EXERCISE TEXT START

January 25, 2024
ACS advocacy efforts have successfully resulted in the indefinite delay in enforcement of a harmful Blue Cross Blue Shield of Massachusetts (BCBSMA) medical policy that would restrict the use of monitored anesthesia care (MAC) during colorectal and other gastrointestinal procedures. Per this policy, BCBSMA would deny payment for the provision of MAC (e.g., propofol) unless patients undergoing colonoscopies meet specific risk factor or comorbidity criteria.
The ACS, in conjunction with the American College of Gastroenterology (ACG), American Gastroenterological Association (AGA), American Society of Anesthesiologists (ASA), and American Society for Gastrointestinal Endoscopy (ASGE), urged BCBSMA to rescind such policy, stating that limiting coverage for MAC compromises patient safety, delays access to care, and overrides physicians’ clinical judgment. Following strong opposition from these specialty societies, BCBSMA issued guidance on January 24 postponing enforcement of its medical policy until further notice.
Watch Patricia L. Turner, MD, MBA, FACS, ACS Executive Director & CEO, offer context about this important win, which allows surgeons to continue making evidence-based decisions about the way they provide care.
On January 17, the Centers for Medicare & Medicaid Services (CMS) issued its Interoperability and Prior Authorization final rule, which sets requirements related to the electronic exchange of health information and prior authorization processes for government-regulated health plans. For the last several years, the ACS has been urging CMS to finalize many of the requirements contained in this rule.
Starting in 2026, impacted plans must send prior authorization decisions within 72 hours for urgent requests and within 1 week for nonurgent requests. Plans also will be required to disclose specific reasons for denying prior authorization requests and annually publish certain prior authorization metrics, such as approval/denial rates and average processing times, on their public-facing websites.

EXERCISE TEXT END
MATERIAL SUPPLIED START

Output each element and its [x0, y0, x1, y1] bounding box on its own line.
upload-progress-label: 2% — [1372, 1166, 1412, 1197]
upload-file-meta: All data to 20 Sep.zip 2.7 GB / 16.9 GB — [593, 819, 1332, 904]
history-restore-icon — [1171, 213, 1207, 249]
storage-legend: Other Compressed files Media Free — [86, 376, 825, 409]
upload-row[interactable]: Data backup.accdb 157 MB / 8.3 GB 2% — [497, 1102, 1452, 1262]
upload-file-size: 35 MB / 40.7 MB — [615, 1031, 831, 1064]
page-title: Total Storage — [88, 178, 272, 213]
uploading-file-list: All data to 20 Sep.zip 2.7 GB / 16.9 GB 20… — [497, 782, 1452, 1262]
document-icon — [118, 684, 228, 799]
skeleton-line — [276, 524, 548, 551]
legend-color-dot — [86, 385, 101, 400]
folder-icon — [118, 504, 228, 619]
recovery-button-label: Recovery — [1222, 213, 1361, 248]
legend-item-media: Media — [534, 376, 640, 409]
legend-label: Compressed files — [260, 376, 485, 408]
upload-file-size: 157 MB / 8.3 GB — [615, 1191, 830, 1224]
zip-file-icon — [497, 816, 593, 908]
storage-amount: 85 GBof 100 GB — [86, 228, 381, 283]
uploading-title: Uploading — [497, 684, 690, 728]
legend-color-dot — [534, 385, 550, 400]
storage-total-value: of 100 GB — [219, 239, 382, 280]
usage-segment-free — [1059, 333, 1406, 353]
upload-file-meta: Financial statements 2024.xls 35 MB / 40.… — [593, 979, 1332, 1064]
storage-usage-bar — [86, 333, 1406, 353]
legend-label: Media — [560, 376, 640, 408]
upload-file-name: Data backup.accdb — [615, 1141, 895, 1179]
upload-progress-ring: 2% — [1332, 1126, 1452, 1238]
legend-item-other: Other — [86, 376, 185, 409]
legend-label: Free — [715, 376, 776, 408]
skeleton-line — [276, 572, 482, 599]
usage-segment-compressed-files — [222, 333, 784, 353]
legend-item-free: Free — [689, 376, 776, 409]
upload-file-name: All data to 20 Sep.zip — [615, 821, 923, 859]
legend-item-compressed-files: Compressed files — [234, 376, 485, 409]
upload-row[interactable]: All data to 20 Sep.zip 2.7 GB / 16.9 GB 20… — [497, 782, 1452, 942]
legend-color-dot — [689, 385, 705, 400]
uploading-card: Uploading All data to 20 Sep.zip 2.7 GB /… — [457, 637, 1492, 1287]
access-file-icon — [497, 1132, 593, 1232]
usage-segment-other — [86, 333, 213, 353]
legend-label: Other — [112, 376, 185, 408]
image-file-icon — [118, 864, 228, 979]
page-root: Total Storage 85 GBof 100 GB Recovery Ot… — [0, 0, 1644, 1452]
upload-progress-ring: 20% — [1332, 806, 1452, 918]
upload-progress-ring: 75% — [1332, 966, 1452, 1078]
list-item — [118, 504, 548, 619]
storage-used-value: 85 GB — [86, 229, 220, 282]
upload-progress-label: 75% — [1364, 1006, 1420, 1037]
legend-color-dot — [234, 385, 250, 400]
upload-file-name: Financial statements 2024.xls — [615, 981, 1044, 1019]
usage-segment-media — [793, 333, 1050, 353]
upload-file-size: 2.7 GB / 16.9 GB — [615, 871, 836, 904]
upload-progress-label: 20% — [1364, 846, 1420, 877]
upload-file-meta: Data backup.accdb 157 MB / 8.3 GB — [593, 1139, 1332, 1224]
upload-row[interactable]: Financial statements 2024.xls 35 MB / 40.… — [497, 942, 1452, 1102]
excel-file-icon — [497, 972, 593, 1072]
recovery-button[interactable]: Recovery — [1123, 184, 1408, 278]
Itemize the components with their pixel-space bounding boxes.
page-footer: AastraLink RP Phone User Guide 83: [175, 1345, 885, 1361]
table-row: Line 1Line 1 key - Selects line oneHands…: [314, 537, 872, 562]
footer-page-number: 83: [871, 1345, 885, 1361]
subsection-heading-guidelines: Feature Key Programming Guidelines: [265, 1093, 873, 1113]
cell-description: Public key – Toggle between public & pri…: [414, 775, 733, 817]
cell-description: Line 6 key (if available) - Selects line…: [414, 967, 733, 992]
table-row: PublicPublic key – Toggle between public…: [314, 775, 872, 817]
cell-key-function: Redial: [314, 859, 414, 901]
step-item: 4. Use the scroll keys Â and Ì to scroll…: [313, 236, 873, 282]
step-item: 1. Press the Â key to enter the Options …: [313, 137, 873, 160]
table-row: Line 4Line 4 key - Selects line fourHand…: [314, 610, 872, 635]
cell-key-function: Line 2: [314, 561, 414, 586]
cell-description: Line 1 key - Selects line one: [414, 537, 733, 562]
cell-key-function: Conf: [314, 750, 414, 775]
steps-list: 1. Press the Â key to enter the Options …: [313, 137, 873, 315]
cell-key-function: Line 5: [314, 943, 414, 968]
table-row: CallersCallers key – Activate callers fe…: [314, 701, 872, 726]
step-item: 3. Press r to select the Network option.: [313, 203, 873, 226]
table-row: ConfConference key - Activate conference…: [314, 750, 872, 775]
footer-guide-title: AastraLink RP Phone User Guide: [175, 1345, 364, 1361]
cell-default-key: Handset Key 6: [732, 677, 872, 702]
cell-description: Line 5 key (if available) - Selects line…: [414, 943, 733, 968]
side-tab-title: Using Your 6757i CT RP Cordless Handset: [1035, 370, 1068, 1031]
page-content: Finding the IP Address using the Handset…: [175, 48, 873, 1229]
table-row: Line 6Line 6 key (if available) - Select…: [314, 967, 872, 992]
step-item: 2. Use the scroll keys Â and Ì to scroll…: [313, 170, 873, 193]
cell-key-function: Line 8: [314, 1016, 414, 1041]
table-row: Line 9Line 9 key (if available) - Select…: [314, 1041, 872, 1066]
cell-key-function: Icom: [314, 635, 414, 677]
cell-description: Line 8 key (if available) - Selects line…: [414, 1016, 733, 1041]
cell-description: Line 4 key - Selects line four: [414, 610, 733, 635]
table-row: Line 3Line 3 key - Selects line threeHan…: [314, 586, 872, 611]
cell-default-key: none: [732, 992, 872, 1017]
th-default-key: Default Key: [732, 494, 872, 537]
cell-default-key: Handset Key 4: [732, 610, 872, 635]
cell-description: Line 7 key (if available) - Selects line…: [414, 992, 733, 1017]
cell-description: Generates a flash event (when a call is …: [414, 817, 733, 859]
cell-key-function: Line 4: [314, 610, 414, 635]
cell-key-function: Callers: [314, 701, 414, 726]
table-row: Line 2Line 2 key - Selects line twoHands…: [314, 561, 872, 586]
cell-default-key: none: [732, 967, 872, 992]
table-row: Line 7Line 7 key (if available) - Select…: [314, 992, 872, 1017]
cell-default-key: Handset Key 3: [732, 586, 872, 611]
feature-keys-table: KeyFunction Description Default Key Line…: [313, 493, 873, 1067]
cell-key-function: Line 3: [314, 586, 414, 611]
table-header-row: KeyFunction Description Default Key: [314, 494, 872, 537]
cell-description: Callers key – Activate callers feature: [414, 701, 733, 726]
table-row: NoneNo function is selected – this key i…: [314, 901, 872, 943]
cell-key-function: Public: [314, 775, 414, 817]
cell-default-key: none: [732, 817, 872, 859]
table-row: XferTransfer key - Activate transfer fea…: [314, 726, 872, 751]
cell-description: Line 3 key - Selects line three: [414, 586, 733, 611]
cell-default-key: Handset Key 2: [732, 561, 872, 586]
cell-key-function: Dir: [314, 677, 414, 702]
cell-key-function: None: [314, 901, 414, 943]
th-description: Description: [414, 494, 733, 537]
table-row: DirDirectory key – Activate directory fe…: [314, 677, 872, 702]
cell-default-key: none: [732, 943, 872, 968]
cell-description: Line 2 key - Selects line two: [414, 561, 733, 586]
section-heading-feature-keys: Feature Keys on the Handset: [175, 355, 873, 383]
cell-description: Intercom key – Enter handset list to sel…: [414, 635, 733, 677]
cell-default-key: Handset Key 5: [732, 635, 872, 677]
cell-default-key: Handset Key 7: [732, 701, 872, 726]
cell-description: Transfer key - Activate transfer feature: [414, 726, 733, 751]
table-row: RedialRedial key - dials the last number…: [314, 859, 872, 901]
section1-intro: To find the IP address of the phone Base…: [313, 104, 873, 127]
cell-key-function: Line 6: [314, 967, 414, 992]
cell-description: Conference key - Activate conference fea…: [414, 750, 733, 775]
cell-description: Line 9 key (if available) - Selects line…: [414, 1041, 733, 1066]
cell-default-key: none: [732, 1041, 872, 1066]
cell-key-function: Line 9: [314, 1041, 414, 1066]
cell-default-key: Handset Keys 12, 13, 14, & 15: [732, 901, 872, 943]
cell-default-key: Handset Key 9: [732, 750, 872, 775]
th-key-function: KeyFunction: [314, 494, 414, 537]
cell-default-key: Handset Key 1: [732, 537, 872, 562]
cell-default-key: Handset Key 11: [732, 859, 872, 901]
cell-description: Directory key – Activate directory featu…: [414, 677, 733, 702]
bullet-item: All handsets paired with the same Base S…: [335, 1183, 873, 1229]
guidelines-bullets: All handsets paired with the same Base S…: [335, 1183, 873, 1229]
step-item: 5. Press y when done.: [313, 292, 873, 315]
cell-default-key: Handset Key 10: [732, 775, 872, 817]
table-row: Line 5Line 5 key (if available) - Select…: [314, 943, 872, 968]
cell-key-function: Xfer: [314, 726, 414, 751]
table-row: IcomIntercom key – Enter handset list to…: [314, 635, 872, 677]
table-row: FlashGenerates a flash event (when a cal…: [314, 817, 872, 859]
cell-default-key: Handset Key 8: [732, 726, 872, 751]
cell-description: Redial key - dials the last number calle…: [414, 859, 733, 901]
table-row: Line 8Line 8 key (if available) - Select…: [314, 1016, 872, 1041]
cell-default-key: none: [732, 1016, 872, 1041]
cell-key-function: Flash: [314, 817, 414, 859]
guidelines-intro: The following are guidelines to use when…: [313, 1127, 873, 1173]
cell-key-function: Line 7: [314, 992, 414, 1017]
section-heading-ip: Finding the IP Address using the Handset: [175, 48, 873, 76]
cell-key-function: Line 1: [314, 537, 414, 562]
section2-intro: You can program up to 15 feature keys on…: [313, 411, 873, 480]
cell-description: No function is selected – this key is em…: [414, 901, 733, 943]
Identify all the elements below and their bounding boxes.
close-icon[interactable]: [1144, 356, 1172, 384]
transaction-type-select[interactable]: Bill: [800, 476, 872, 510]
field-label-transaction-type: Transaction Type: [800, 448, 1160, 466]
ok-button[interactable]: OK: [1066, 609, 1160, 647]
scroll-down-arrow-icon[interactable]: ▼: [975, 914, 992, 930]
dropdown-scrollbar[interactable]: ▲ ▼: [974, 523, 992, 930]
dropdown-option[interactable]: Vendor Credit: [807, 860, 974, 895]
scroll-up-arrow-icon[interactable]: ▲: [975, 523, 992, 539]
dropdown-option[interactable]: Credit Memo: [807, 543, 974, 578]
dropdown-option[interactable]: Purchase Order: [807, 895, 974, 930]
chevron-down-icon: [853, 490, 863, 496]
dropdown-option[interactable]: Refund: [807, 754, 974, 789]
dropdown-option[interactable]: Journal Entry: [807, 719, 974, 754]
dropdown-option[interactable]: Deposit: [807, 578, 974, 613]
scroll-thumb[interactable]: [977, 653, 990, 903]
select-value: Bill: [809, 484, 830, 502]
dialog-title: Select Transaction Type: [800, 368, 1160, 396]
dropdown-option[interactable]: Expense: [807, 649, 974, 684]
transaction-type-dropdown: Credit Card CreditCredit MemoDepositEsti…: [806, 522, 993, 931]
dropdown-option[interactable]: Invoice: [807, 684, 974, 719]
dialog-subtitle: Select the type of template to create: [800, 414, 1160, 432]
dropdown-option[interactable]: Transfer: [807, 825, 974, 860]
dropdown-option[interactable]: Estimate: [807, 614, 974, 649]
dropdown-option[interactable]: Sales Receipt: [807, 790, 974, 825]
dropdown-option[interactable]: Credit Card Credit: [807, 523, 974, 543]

MATERIAL SUPPLIED END

Can you reproduce the ACS advocacy update word for word, starting at "Watch Patricia L." and ending at "they provide care."?

- **OUTPUT BELOW**:
Watch Patricia L. Turner, MD, MBA, FACS, ACS Executive Director & CEO, offer context about this important win, which allows surgeons to continue making evidence-based decisions about the way they provide care.